**Task instructions**. Nothing in the records may be left out or altered; reproduce them all exactly.

====== Provided records ======

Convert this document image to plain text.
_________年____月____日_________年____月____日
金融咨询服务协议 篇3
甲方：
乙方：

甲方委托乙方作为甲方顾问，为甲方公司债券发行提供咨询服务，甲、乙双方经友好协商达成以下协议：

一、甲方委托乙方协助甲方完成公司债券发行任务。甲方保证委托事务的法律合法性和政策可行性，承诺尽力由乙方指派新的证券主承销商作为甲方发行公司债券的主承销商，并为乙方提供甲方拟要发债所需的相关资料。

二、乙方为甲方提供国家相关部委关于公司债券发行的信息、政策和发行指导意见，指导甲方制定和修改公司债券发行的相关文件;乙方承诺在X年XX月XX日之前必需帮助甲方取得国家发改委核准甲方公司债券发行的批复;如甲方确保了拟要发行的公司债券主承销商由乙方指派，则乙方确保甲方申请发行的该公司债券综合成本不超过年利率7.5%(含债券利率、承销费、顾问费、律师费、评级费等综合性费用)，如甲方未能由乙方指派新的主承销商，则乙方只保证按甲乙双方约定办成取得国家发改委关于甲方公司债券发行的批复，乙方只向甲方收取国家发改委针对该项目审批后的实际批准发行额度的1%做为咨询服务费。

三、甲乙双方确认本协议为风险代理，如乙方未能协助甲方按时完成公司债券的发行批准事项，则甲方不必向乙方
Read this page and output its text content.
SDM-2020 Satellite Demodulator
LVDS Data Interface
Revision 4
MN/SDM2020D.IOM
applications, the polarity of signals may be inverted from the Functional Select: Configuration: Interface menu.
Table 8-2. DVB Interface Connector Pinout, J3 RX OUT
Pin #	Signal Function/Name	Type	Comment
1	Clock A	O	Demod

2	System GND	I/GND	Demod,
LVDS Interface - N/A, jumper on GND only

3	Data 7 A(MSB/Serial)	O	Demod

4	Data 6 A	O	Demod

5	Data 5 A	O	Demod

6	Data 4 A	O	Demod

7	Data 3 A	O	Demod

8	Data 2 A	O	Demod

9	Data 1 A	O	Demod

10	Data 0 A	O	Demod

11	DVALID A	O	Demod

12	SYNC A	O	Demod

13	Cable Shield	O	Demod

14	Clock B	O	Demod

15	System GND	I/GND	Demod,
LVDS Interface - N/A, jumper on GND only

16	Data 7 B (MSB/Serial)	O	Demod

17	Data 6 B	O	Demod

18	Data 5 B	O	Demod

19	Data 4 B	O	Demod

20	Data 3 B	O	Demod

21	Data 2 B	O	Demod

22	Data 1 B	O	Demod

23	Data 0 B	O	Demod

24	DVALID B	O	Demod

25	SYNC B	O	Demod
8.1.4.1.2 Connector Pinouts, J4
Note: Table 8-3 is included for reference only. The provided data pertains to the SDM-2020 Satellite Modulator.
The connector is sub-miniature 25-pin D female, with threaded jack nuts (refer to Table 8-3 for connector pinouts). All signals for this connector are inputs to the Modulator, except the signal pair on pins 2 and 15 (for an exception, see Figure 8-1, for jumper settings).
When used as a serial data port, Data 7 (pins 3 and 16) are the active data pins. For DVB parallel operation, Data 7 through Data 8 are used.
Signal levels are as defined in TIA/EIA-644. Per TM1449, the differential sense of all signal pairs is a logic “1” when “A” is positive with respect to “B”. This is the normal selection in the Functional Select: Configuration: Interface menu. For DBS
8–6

======

**The response**.
Convert this document image to plain text.
_________年____月____日_________年____月____日
金融咨询服务协议 篇3
甲方：
乙方：

甲方委托乙方作为甲方顾问，为甲方公司债券发行提供咨询服务，甲、乙双方经友好协商达成以下协议：

一、甲方委托乙方协助甲方完成公司债券发行任务。甲方保证委托事务的法律合法性和政策可行性，承诺尽力由乙方指派新的证券主承销商作为甲方发行公司债券的主承销商，并为乙方提供甲方拟要发债所需的相关资料。

二、乙方为甲方提供国家相关部委关于公司债券发行的信息、政策和发行指导意见，指导甲方制定和修改公司债券发行的相关文件;乙方承诺在X年XX月XX日之前必需帮助甲方取得国家发改委核准甲方公司债券发行的批复;如甲方确保了拟要发行的公司债券主承销商由乙方指派，则乙方确保甲方申请发行的该公司债券综合成本不超过年利率7.5%(含债券利率、承销费、顾问费、律师费、评级费等综合性费用)，如甲方未能由乙方指派新的主承销商，则乙方只保证按甲乙双方约定办成取得国家发改委关于甲方公司债券发行的批复，乙方只向甲方收取国家发改委针对该项目审批后的实际批准发行额度的1%做为咨询服务费。

三、甲乙双方确认本协议为风险代理，如乙方未能协助甲方按时完成公司债券的发行批准事项，则甲方不必向乙方
Read this page and output its text content.
SDM-2020 Satellite Demodulator
LVDS Data Interface
Revision 4
MN/SDM2020D.IOM
applications, the polarity of signals may be inverted from the Functional Select: Configuration: Interface menu.
Table 8-2. DVB Interface Connector Pinout, J3 RX OUT
Pin #	Signal Function/Name	Type	Comment
1	Clock A	O	Demod

2	System GND	I/GND	Demod,
LVDS Interface - N/A, jumper on GND only

3	Data 7 A(MSB/Serial)	O	Demod

4	Data 6 A	O	Demod

5	Data 5 A	O	Demod

6	Data 4 A	O	Demod

7	Data 3 A	O	Demod

8	Data 2 A	O	Demod

9	Data 1 A	O	Demod

10	Data 0 A	O	Demod

11	DVALID A	O	Demod

12	SYNC A	O	Demod

13	Cable Shield	O	Demod

14	Clock B	O	Demod

15	System GND	I/GND	Demod,
LVDS Interface - N/A, jumper on GND only

16	Data 7 B (MSB/Serial)	O	Demod

17	Data 6 B	O	Demod

18	Data 5 B	O	Demod

19	Data 4 B	O	Demod

20	Data 3 B	O	Demod

21	Data 2 B	O	Demod

22	Data 1 B	O	Demod

23	Data 0 B	O	Demod

24	DVALID B	O	Demod

25	SYNC B	O	Demod
8.1.4.1.2 Connector Pinouts, J4
Note: Table 8-3 is included for reference only. The provided data pertains to the SDM-2020 Satellite Modulator.
The connector is sub-miniature 25-pin D female, with threaded jack nuts (refer to Table 8-3 for connector pinouts). All signals for this connector are inputs to the Modulator, except the signal pair on pins 2 and 15 (for an exception, see Figure 8-1, for jumper settings).
When used as a serial data port, Data 7 (pins 3 and 16) are the active data pins. For DVB parallel operation, Data 7 through Data 8 are used.
Signal levels are as defined in TIA/EIA-644. Per TM1449, the differential sense of all signal pairs is a logic “1” when “A” is positive with respect to “B”. This is the normal selection in the Functional Select: Configuration: Interface menu. For DBS
8–6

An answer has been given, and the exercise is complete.